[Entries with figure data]
★ ★ ★ ★ ★ ★ ★

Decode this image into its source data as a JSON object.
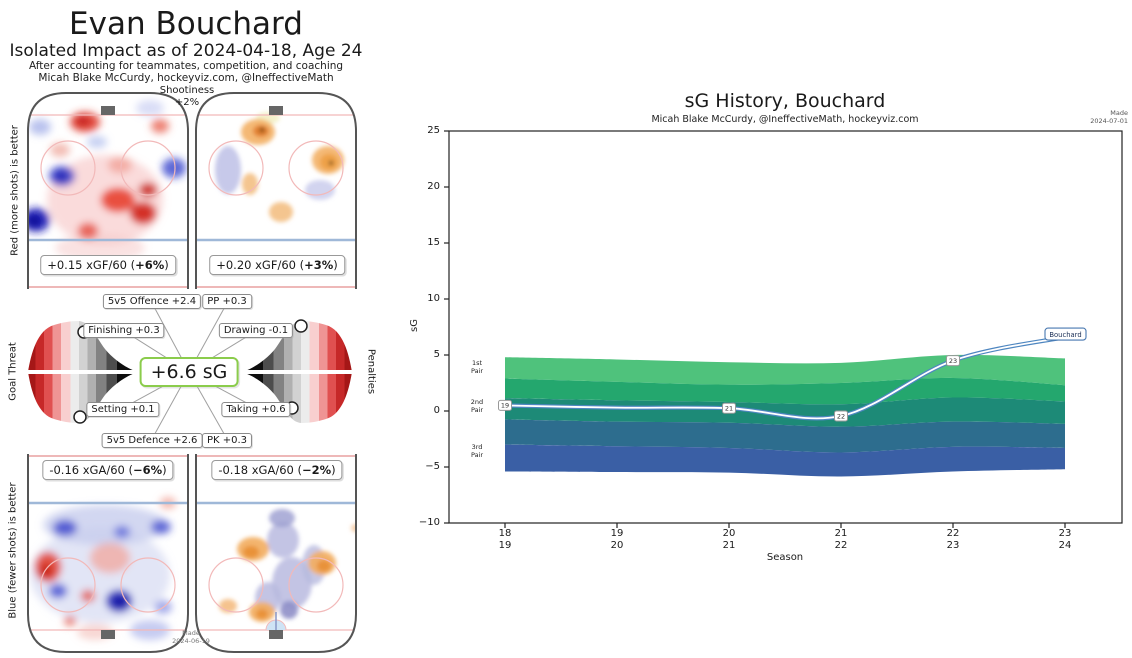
{
  "player": {
    "name": "Evan Bouchard",
    "subtitle": "Isolated Impact as of 2024-04-18, Age 24",
    "note": "After accounting for teammates, competition, and coaching",
    "credit": "Micah Blake McCurdy, hockeyviz.com, @IneffectiveMath",
    "made_label": "Made",
    "made_date": "2024-06-19"
  },
  "shootiness": {
    "label": "Shootiness",
    "value": "+2%"
  },
  "offence": {
    "ev_box": {
      "prefix": "+0.15 xGF/60 (",
      "bold": "+6%",
      "suffix": ")"
    },
    "pp_box": {
      "prefix": "+0.20 xGF/60 (",
      "bold": "+3%",
      "suffix": ")"
    }
  },
  "defence": {
    "ev_box": {
      "prefix": "-0.16 xGA/60 (",
      "bold": "−6%",
      "suffix": ")"
    },
    "pk_box": {
      "prefix": "-0.18 xGA/60 (",
      "bold": "−2%",
      "suffix": ")"
    }
  },
  "impact": {
    "total": "+6.6 sG",
    "offence5v5": "5v5 Offence +2.4",
    "pp": "PP +0.3",
    "finishing": "Finishing +0.3",
    "drawing": "Drawing -0.1",
    "setting": "Setting +0.1",
    "taking": "Taking +0.6",
    "defence5v5": "5v5 Defence +2.6",
    "pk": "PK +0.3"
  },
  "side_labels": {
    "top_left": "Red (more shots) is better",
    "mid_left": "Goal Threat",
    "bottom_left": "Blue (fewer shots) is better",
    "mid_right": "Penalties"
  },
  "chart_data": {
    "type": "area",
    "title": "sG History, Bouchard",
    "subtitle": "Micah Blake McCurdy, @IneffectiveMath, hockeyviz.com",
    "made_label": "Made",
    "made_date": "2024-07-01",
    "xlabel": "Season",
    "ylabel": "sG",
    "ylim": [
      -10,
      25
    ],
    "yticks": [
      25,
      20,
      15,
      10,
      5,
      0,
      -5,
      -10
    ],
    "ytick_labels": [
      "25",
      "20",
      "15",
      "10",
      "5",
      "0",
      "−5",
      "−10"
    ],
    "x_ticks": [
      {
        "top": "18",
        "bottom": "19"
      },
      {
        "top": "19",
        "bottom": "20"
      },
      {
        "top": "20",
        "bottom": "21"
      },
      {
        "top": "21",
        "bottom": "22"
      },
      {
        "top": "22",
        "bottom": "23"
      },
      {
        "top": "23",
        "bottom": "24"
      }
    ],
    "seasons": [
      "18/19",
      "19/20",
      "20/21",
      "21/22",
      "22/23",
      "23/24"
    ],
    "player_line": {
      "name": "Bouchard",
      "values": [
        0.5,
        0.3,
        0.25,
        -0.45,
        4.5,
        6.6
      ],
      "markers": [
        {
          "label": "19",
          "season_index": 0
        },
        {
          "label": "21",
          "season_index": 2
        },
        {
          "label": "22",
          "season_index": 3
        },
        {
          "label": "23",
          "season_index": 4
        }
      ],
      "color": "#4e86c0"
    },
    "bands": {
      "pair_labels": [
        {
          "l1": "1st",
          "l2": "Pair"
        },
        {
          "l1": "2nd",
          "l2": "Pair"
        },
        {
          "l1": "3rd",
          "l2": "Pair"
        }
      ],
      "colors": [
        "#4fc27c",
        "#24a76e",
        "#1d8a77",
        "#2d6d8e",
        "#3a5fa5"
      ],
      "boundaries": [
        [
          4.8,
          4.6,
          4.35,
          4.3,
          5.0,
          4.7
        ],
        [
          2.9,
          2.6,
          2.35,
          2.5,
          2.95,
          2.3
        ],
        [
          1.15,
          0.95,
          0.8,
          0.6,
          1.2,
          0.85
        ],
        [
          -0.75,
          -0.95,
          -1.05,
          -1.4,
          -0.95,
          -1.15
        ],
        [
          -3.0,
          -3.15,
          -3.3,
          -3.7,
          -3.2,
          -3.3
        ],
        [
          -5.4,
          -5.45,
          -5.5,
          -5.85,
          -5.4,
          -5.2
        ]
      ]
    }
  }
}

★ ★ ★ ★ ★ ★ ★

● **EXERCISE TASK**
Identify every line holding the word "Blake" and copy it out.

● **ANSWER FOR THE TASK**
    "credit": "Micah Blake McCurdy, hockeyviz.com, @IneffectiveMath",
    "subtitle": "Micah Blake McCurdy, @IneffectiveMath, hockeyviz.com",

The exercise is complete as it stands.